> _WHAT THE TASK REQUIRES_
Print every line of the listing exactly, please.

## START TASK DATA

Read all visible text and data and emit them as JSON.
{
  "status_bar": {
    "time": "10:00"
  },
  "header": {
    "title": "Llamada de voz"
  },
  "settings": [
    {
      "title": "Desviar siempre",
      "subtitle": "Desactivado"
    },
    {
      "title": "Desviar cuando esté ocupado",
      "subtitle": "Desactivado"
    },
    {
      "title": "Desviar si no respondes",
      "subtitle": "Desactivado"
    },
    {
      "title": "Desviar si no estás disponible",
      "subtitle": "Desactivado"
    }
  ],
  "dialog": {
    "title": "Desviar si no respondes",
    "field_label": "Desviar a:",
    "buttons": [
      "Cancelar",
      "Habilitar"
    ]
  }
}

## END TASK DATA

> _FULL ANSWER_
Read all visible text and data and emit them as JSON.
{
  "status_bar": {
    "time": "10:00"
  },
  "header": {
    "title": "Llamada de voz"
  },
  "settings": [
    {
      "title": "Desviar siempre",
      "subtitle": "Desactivado"
    },
    {
      "title": "Desviar cuando esté ocupado",
      "subtitle": "Desactivado"
    },
    {
      "title": "Desviar si no respondes",
      "subtitle": "Desactivado"
    },
    {
      "title": "Desviar si no estás disponible",
      "subtitle": "Desactivado"
    }
  ],
  "dialog": {
    "title": "Desviar si no respondes",
    "field_label": "Desviar a:",
    "buttons": [
      "Cancelar",
      "Habilitar"
    ]
  }
}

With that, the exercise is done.